══ ITEMS ══

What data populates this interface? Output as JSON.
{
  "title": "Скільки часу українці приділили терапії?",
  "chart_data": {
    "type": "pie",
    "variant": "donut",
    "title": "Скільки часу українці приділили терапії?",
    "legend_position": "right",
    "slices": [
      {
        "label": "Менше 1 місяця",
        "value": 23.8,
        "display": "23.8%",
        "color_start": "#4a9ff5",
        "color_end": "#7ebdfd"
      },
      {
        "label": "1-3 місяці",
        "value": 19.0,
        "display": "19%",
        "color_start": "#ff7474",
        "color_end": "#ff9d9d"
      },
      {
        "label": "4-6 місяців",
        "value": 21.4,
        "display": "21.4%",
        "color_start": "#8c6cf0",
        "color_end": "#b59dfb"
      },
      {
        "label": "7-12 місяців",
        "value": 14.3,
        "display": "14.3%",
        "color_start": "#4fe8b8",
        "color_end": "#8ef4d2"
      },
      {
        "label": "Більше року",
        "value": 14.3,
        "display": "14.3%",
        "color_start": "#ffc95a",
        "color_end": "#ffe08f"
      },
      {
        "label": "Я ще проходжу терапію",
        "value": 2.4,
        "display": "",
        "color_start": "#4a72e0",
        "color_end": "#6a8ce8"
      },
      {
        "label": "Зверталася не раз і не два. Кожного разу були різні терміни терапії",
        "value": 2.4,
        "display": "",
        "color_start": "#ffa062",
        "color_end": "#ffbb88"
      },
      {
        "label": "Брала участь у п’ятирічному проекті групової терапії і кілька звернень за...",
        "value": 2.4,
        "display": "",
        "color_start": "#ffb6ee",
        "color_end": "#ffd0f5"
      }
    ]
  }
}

═══

Write out each line of the data above again, exactly as given.

What data populates this interface? Output as JSON.
{
  "title": "Скільки часу українці приділили терапії?",
  "chart_data": {
    "type": "pie",
    "variant": "donut",
    "title": "Скільки часу українці приділили терапії?",
    "legend_position": "right",
    "slices": [
      {
        "label": "Менше 1 місяця",
        "value": 23.8,
        "display": "23.8%",
        "color_start": "#4a9ff5",
        "color_end": "#7ebdfd"
      },
      {
        "label": "1-3 місяці",
        "value": 19.0,
        "display": "19%",
        "color_start": "#ff7474",
        "color_end": "#ff9d9d"
      },
      {
        "label": "4-6 місяців",
        "value": 21.4,
        "display": "21.4%",
        "color_start": "#8c6cf0",
        "color_end": "#b59dfb"
      },
      {
        "label": "7-12 місяців",
        "value": 14.3,
        "display": "14.3%",
        "color_start": "#4fe8b8",
        "color_end": "#8ef4d2"
      },
      {
        "label": "Більше року",
        "value": 14.3,
        "display": "14.3%",
        "color_start": "#ffc95a",
        "color_end": "#ffe08f"
      },
      {
        "label": "Я ще проходжу терапію",
        "value": 2.4,
        "display": "",
        "color_start": "#4a72e0",
        "color_end": "#6a8ce8"
      },
      {
        "label": "Зверталася не раз і не два. Кожного разу були різні терміни терапії",
        "value": 2.4,
        "display": "",
        "color_start": "#ffa062",
        "color_end": "#ffbb88"
      },
      {
        "label": "Брала участь у п’ятирічному проекті групової терапії і кілька звернень за...",
        "value": 2.4,
        "display": "",
        "color_start": "#ffb6ee",
        "color_end": "#ffd0f5"
      }
    ]
  }
}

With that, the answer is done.